Extract each line from the entries below that has the string "llaniladi" in it.

======== DATASET CONTENT

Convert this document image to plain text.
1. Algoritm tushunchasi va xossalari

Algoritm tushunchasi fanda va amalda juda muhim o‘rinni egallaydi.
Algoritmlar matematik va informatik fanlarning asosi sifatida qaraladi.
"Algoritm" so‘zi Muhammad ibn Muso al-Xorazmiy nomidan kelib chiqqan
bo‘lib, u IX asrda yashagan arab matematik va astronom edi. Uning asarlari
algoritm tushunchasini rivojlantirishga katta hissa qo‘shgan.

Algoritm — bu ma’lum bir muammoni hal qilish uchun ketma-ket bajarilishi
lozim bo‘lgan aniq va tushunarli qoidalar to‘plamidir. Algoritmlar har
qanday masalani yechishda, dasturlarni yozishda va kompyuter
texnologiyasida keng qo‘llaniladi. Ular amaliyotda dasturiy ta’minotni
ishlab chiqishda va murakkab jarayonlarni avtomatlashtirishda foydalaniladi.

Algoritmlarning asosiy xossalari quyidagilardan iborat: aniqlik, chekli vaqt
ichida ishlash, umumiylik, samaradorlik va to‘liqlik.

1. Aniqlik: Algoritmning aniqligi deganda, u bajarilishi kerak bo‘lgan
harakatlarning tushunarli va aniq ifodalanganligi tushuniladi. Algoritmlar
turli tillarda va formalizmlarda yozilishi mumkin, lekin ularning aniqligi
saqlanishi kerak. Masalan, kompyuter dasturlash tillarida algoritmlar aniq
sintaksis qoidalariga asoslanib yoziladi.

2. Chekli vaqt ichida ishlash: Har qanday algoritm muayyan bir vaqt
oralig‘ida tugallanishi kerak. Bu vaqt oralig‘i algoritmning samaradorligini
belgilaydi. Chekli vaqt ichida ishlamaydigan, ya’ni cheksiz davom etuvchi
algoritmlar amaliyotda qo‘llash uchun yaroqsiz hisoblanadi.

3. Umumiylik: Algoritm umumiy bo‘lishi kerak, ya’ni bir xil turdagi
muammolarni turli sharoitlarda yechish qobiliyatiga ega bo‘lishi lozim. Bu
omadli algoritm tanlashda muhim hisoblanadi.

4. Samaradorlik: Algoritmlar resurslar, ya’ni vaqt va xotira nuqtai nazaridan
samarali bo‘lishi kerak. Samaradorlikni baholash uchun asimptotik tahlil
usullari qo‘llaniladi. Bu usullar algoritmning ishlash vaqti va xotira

================
======== DATASET CONTENT

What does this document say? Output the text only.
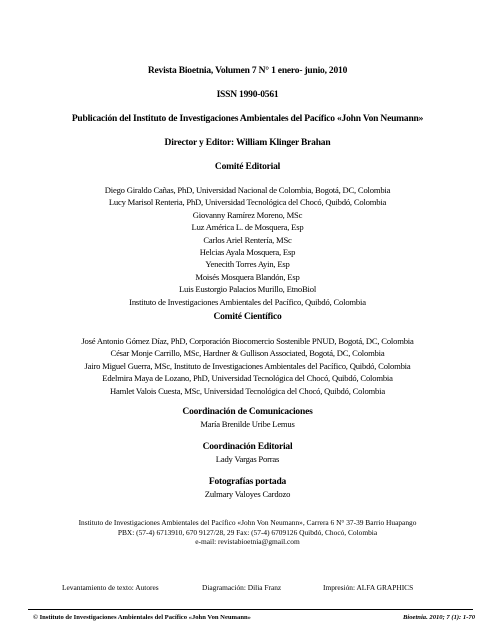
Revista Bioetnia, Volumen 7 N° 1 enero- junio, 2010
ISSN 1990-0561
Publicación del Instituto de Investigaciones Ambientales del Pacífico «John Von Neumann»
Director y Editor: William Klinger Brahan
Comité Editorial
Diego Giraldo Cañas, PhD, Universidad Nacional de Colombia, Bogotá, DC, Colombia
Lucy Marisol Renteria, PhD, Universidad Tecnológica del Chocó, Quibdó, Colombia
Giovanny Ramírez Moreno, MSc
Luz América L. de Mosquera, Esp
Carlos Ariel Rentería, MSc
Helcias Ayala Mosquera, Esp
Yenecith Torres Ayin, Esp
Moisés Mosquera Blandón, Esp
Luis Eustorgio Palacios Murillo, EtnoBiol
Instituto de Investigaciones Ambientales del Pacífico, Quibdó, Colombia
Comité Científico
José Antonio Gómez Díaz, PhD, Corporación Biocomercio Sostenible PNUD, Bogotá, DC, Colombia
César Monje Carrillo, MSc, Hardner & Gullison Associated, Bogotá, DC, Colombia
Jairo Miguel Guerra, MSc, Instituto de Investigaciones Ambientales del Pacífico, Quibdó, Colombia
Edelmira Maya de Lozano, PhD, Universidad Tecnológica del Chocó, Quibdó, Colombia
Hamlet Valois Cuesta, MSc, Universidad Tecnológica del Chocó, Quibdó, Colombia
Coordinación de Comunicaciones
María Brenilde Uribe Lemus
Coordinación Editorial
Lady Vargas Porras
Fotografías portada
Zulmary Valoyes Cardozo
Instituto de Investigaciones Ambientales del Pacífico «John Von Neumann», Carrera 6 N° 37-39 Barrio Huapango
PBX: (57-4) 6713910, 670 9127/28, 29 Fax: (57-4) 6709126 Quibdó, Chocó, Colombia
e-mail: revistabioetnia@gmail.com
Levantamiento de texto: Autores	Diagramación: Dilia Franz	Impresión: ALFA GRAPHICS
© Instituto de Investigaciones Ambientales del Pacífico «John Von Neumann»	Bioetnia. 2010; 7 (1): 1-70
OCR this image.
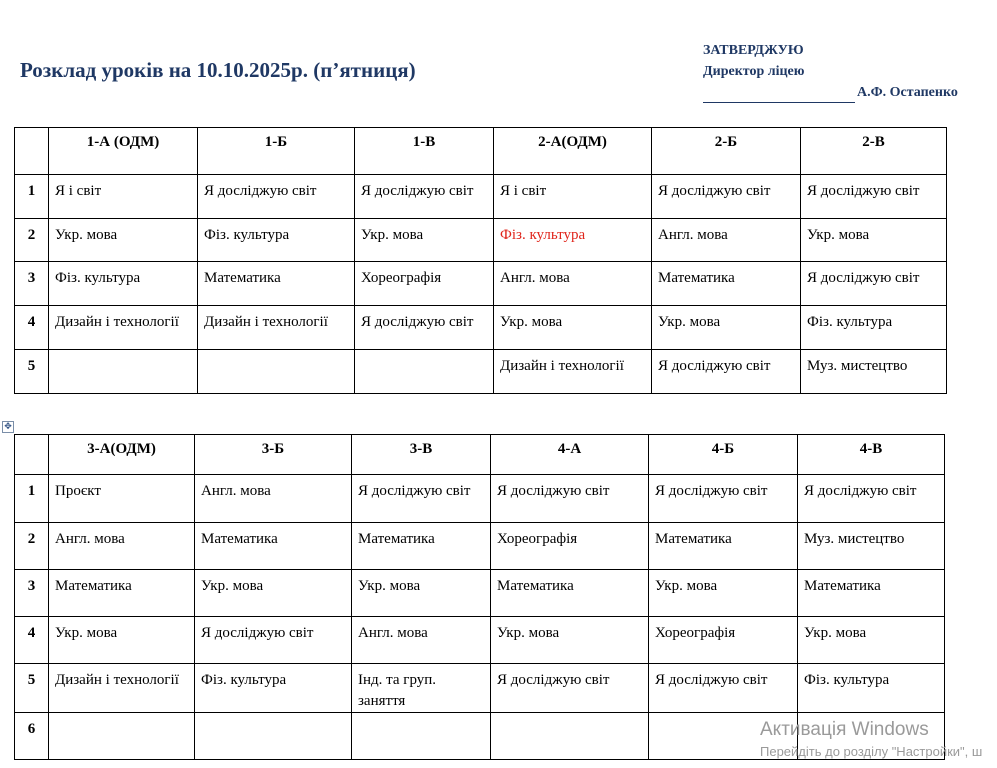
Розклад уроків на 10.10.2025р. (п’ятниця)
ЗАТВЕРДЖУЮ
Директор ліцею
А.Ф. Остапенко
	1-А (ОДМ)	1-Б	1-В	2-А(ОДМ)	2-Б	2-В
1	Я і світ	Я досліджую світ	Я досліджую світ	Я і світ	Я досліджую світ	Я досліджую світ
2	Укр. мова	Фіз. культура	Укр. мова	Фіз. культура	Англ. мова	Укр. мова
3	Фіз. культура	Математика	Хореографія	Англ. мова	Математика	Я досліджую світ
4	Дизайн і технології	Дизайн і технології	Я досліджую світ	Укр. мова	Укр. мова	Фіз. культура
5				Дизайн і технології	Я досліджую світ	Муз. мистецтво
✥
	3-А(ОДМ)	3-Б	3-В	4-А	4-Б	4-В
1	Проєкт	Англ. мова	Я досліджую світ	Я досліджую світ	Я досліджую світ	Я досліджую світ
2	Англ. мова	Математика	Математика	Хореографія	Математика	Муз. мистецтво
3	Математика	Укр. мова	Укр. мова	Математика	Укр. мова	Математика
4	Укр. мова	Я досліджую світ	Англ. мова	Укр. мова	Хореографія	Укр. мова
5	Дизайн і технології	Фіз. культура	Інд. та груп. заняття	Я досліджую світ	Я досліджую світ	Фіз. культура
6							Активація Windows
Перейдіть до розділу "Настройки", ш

================
======== DATASET CONTENT

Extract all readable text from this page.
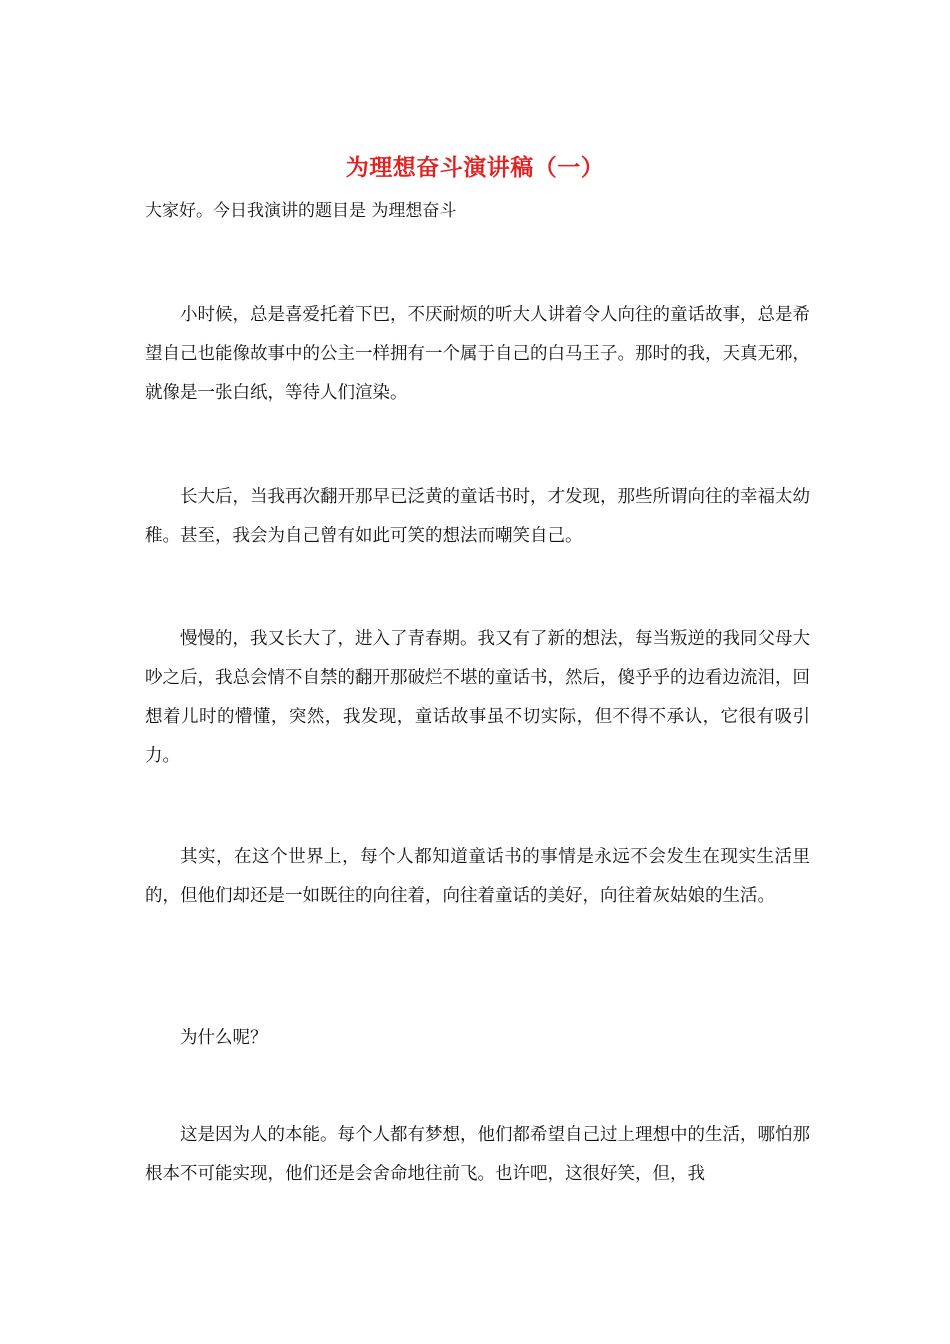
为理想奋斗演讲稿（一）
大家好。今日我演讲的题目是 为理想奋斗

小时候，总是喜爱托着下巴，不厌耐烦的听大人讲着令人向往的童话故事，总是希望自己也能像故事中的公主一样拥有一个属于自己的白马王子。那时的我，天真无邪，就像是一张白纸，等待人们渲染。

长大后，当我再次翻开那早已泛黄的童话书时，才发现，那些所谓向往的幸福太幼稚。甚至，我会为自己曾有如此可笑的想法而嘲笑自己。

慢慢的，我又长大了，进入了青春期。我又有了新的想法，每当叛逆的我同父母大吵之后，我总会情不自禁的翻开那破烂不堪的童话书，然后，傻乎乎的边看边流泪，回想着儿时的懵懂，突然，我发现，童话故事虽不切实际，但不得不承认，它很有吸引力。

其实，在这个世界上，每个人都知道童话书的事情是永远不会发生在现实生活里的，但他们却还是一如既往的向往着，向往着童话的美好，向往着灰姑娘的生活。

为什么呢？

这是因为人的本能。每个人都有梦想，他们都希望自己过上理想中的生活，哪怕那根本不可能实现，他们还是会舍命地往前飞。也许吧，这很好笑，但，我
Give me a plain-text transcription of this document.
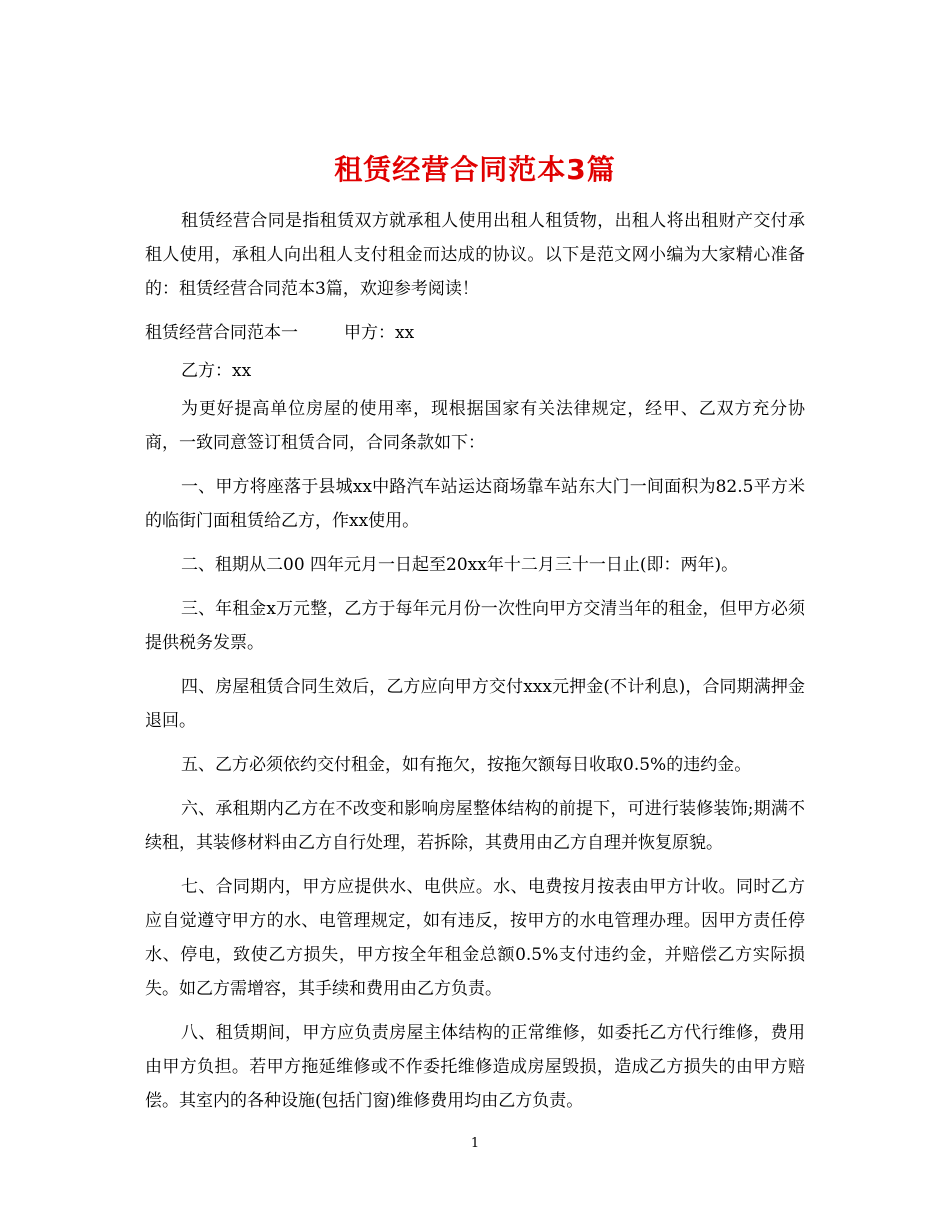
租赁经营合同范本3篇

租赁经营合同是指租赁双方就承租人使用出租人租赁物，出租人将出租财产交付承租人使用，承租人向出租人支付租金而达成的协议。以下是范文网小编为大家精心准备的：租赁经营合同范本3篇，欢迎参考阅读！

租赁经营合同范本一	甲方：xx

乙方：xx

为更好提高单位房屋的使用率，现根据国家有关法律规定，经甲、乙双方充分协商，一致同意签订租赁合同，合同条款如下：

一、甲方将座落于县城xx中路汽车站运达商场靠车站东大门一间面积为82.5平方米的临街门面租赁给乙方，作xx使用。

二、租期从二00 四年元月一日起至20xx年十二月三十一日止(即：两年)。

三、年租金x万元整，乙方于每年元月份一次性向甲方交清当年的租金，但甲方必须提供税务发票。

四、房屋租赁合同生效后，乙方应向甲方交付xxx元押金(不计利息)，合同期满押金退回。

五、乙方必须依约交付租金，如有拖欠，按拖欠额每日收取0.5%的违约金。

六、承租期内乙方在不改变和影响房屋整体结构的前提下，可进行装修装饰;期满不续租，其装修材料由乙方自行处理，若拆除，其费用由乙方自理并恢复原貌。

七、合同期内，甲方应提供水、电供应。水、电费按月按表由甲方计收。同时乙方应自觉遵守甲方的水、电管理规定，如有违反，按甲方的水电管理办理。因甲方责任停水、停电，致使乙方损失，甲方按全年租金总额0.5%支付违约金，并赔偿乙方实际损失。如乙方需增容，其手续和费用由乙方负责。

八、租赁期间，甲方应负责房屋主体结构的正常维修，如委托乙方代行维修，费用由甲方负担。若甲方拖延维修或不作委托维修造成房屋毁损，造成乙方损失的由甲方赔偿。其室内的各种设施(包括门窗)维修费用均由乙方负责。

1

================

- COMPLETE ANSWER
texnologiyasida keng qo‘llaniladi. Ular amaliyotda dasturiy ta’minotni
usullari qo‘llaniladi. Bu usullar algoritmning ishlash vaqti va xotira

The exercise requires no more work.